-- START Excerpted records --

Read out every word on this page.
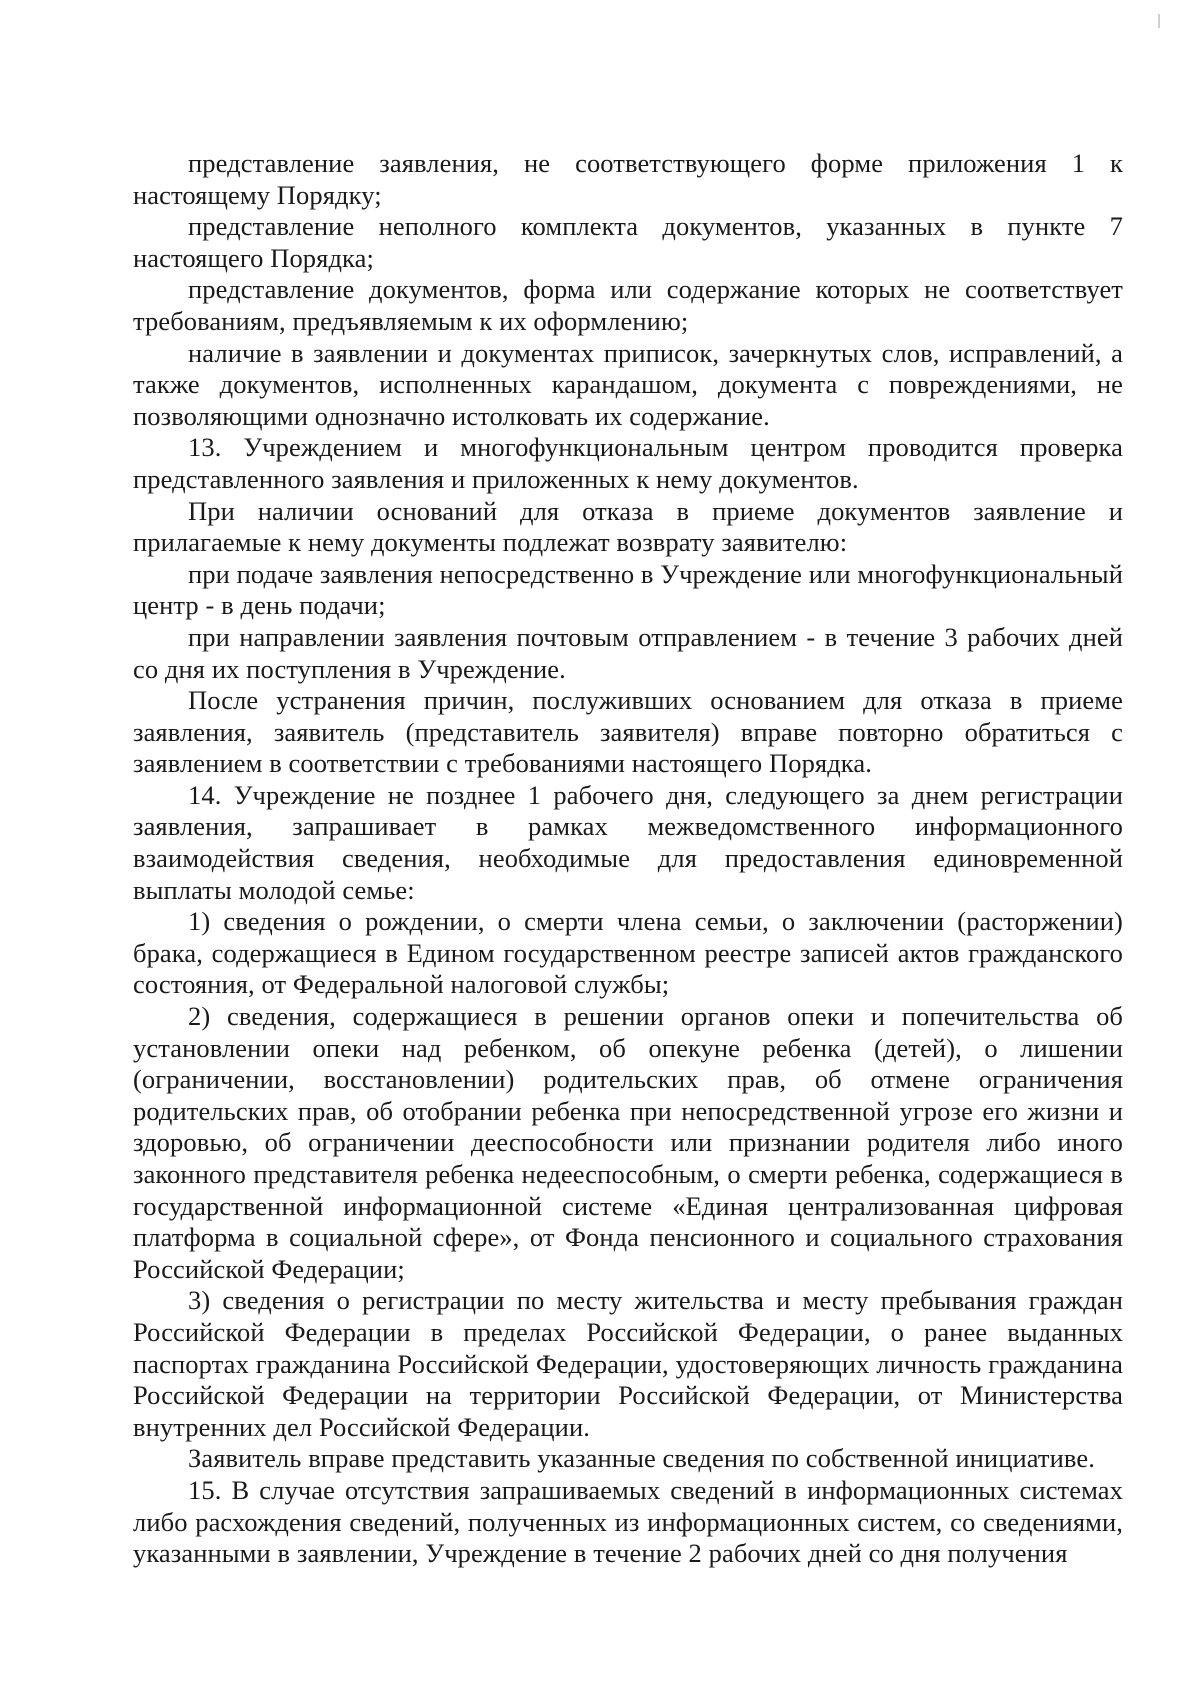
представление заявления, не соответствующего форме приложения 1 к настоящему Порядку;

представление неполного комплекта документов, указанных в пункте 7 настоящего Порядка;

представление документов, форма или содержание которых не соответствует требованиям, предъявляемым к их оформлению;

наличие в заявлении и документах приписок, зачеркнутых слов, исправлений, а также документов, исполненных карандашом, документа с повреждениями, не позволяющими однозначно истолковать их содержание.

13. Учреждением и многофункциональным центром проводится проверка представленного заявления и приложенных к нему документов.

При наличии оснований для отказа в приеме документов заявление и прилагаемые к нему документы подлежат возврату заявителю:

при подаче заявления непосредственно в Учреждение или многофункциональный центр - в день подачи;

при направлении заявления почтовым отправлением - в течение 3 рабочих дней со дня их поступления в Учреждение.

После устранения причин, послуживших основанием для отказа в приеме заявления, заявитель (представитель заявителя) вправе повторно обратиться с заявлением в соответствии с требованиями настоящего Порядка.

14. Учреждение не позднее 1 рабочего дня, следующего за днем регистрации заявления, запрашивает в рамках межведомственного информационного взаимодействия сведения, необходимые для предоставления единовременной выплаты молодой семье:

1) сведения о рождении, о смерти члена семьи, о заключении (расторжении) брака, содержащиеся в Едином государственном реестре записей актов гражданского состояния, от Федеральной налоговой службы;

2) сведения, содержащиеся в решении органов опеки и попечительства об установлении опеки над ребенком, об опекуне ребенка (детей), о лишении (ограничении, восстановлении) родительских прав, об отмене ограничения родительских прав, об отобрании ребенка при непосредственной угрозе его жизни и здоровью, об ограничении дееспособности или признании родителя либо иного законного представителя ребенка недееспособным, о смерти ребенка, содержащиеся в государственной информационной системе «Единая централизованная цифровая платформа в социальной сфере», от Фонда пенсионного и социального страхования Российской Федерации;

3) сведения о регистрации по месту жительства и месту пребывания граждан Российской Федерации в пределах Российской Федерации, о ранее выданных паспортах гражданина Российской Федерации, удостоверяющих личность гражданина Российской Федерации на территории Российской Федерации, от Министерства внутренних дел Российской Федерации.

Заявитель вправе представить указанные сведения по собственной инициативе.

15. В случае отсутствия запрашиваемых сведений в информационных системах либо расхождения сведений, полученных из информационных систем, со сведениями, указанными в заявлении, Учреждение в течение 2 рабочих дней со дня получения
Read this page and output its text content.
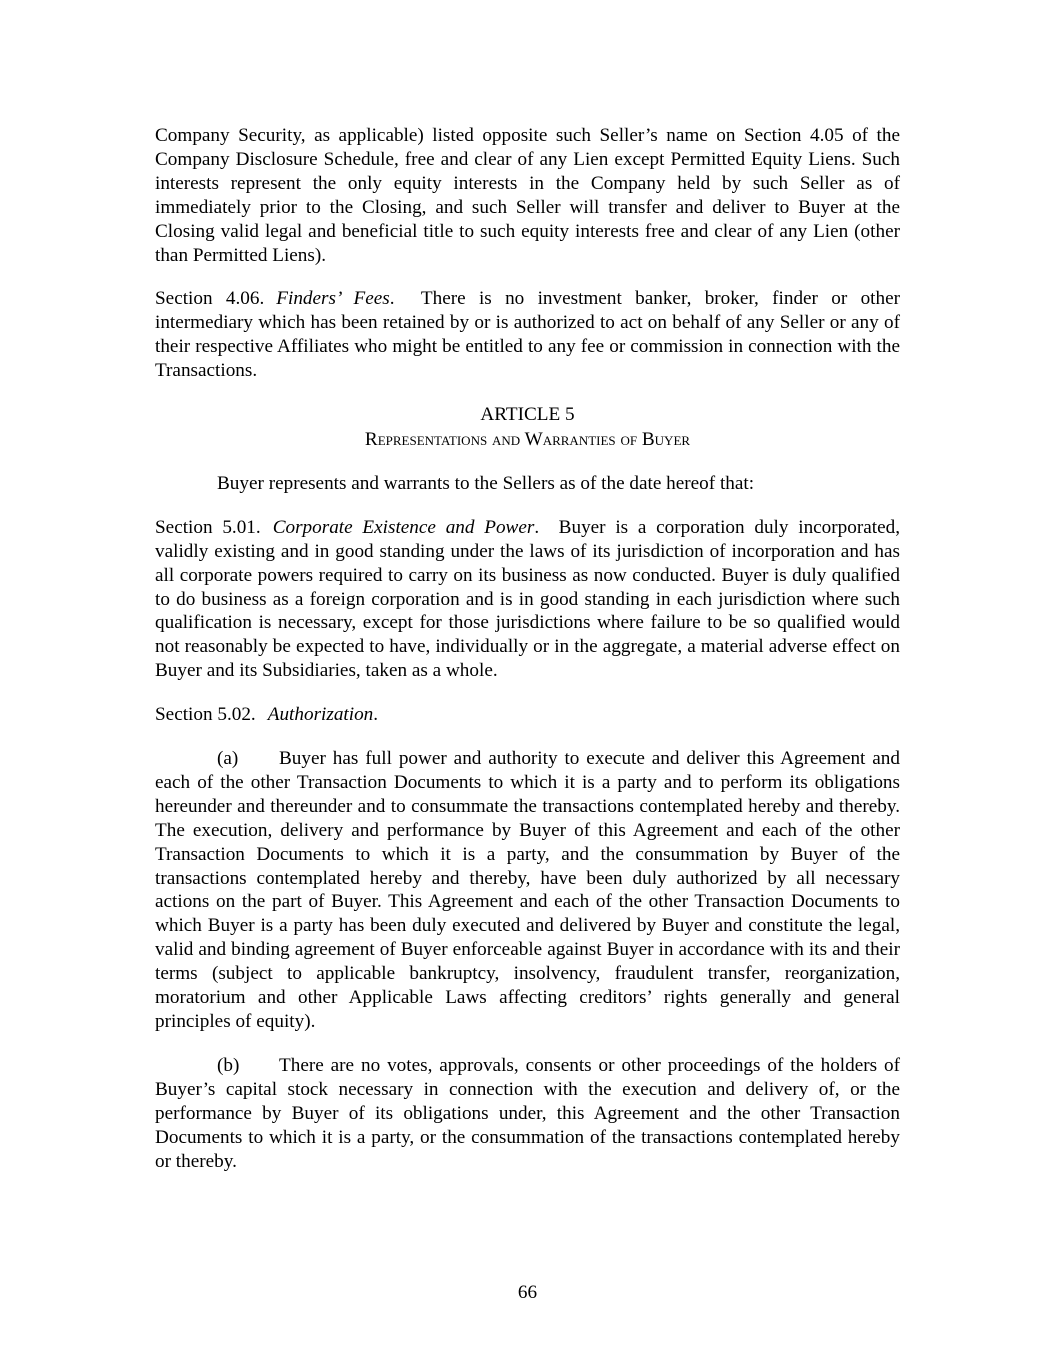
Company Security, as applicable) listed opposite such Seller’s name on Section 4.05 of the Company Disclosure Schedule, free and clear of any Lien except Permitted Equity Liens. Such interests represent the only equity interests in the Company held by such Seller as of immediately prior to the Closing, and such Seller will transfer and deliver to Buyer at the Closing valid legal and beneficial title to such equity interests free and clear of any Lien (other than Permitted Liens).

Section 4.06. Finders’ Fees.  There is no investment banker, broker, finder or other intermediary which has been retained by or is authorized to act on behalf of any Seller or any of their respective Affiliates who might be entitled to any fee or commission in connection with the Transactions.

ARTICLE 5

Representations and Warranties of Buyer

Buyer represents and warrants to the Sellers as of the date hereof that:

Section 5.01. Corporate Existence and Power.  Buyer is a corporation duly incorporated, validly existing and in good standing under the laws of its jurisdiction of incorporation and has all corporate powers required to carry on its business as now conducted. Buyer is duly qualified to do business as a foreign corporation and is in good standing in each jurisdiction where such qualification is necessary, except for those jurisdictions where failure to be so qualified would not reasonably be expected to have, individually or in the aggregate, a material adverse effect on Buyer and its Subsidiaries, taken as a whole.

Section 5.02. Authorization.

(a) Buyer has full power and authority to execute and deliver this Agreement and each of the other Transaction Documents to which it is a party and to perform its obligations hereunder and thereunder and to consummate the transactions contemplated hereby and thereby. The execution, delivery and performance by Buyer of this Agreement and each of the other Transaction Documents to which it is a party, and the consummation by Buyer of the transactions contemplated hereby and thereby, have been duly authorized by all necessary actions on the part of Buyer. This Agreement and each of the other Transaction Documents to which Buyer is a party has been duly executed and delivered by Buyer and constitute the legal, valid and binding agreement of Buyer enforceable against Buyer in accordance with its and their terms (subject to applicable bankruptcy, insolvency, fraudulent transfer, reorganization, moratorium and other Applicable Laws affecting creditors’ rights generally and general principles of equity).

(b) There are no votes, approvals, consents or other proceedings of the holders of Buyer’s capital stock necessary in connection with the execution and delivery of, or the performance by Buyer of its obligations under, this Agreement and the other Transaction Documents to which it is a party, or the consummation of the transactions contemplated hereby or thereby.

66
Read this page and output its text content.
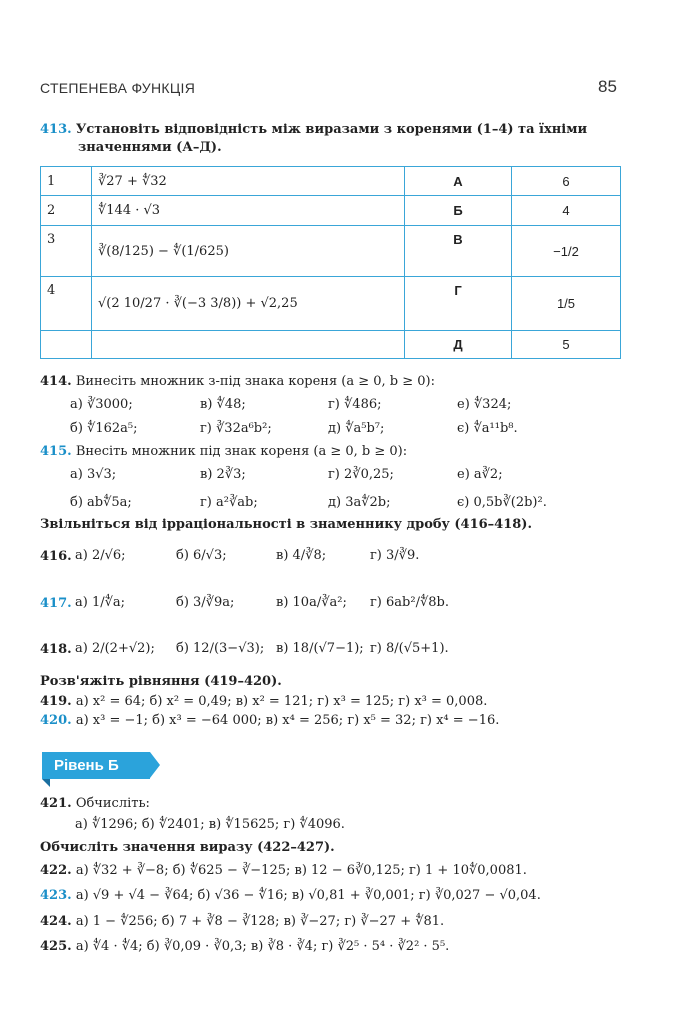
СТЕПЕНЕВА ФУНКЦІЯ	85
413. Установіть відповідність між виразами з коренями (1–4) та їхніми
значеннями (А–Д).
1	∛27 + ∜32	А	6
2	∜144 · √3	Б	4
3	∛(8/125) − ∜(1/625)	В	−1/2
4	√(2 10/27 · ∛(−3 3/8)) + √2,25	Г	1/5
		Д	5
414. Винесіть множник з-під знака кореня (a ≥ 0, b ≥ 0):
а) ∛3000;	в) ∜48;	г) ∜486;	е) ∜324;
б) ∜162a⁵;	г) ∛32a⁶b²;	д) ∜a⁵b⁷;	є) ∜a¹¹b⁸.
415. Внесіть множник під знак кореня (a ≥ 0, b ≥ 0):
а) 3√3;	в) 2∛3;	г) 2∛0,25;	е) a∛2;
б) ab∜5a;	г) a²∛ab;	д) 3a∜2b;	є) 0,5b∛(2b)².
Звільніться від ірраціональності в знаменнику дробу (416–418).
416. а) 2/√6;	б) 6/√3;	в) 4/∛8;	г) 3/∛9.
417. а) 1/∜a;	б) 3/∛9a;	в) 10a/∛a²; г) 6ab²/∜8b.
418. а) 2/(2+√2); б) 12/(3−√3); в) 18/(√7−1); г) 8/(√5+1).
Розв'яжіть рівняння (419–420).
419. а) x² = 64; б) x² = 0,49; в) x² = 121; г) x³ = 125; г) x³ = 0,008.
420. а) x³ = −1; б) x³ = −64 000; в) x⁴ = 256; г) x⁵ = 32; г) x⁴ = −16.
Рівень Б
421. Обчисліть:
а) ∜1296; б) ∜2401; в) ∜15625; г) ∜4096.
Обчисліть значення виразу (422–427).
422. а) ∜32 + ∛−8; б) ∜625 − ∛−125; в) 12 − 6∛0,125; г) 1 + 10∜0,0081.
423. а) √9 + √4 − ∛64; б) √36 − ∜16; в) √0,81 + ∛0,001; г) ∛0,027 − √0,04.
424. а) 1 − ∜256; б) 7 + ∛8 − ∛128; в) ∛−27; г) ∛−27 + ∜81.
425. а) ∜4 · ∜4; б) ∛0,09 · ∛0,3; в) ∛8 · ∛4; г) ∛2⁵ · 5⁴ · ∛2² · 5⁵.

-- END Excerpted records --

In the entries above, count every line containing the word "содержание". Write only the total.

* Output of the exercise:
2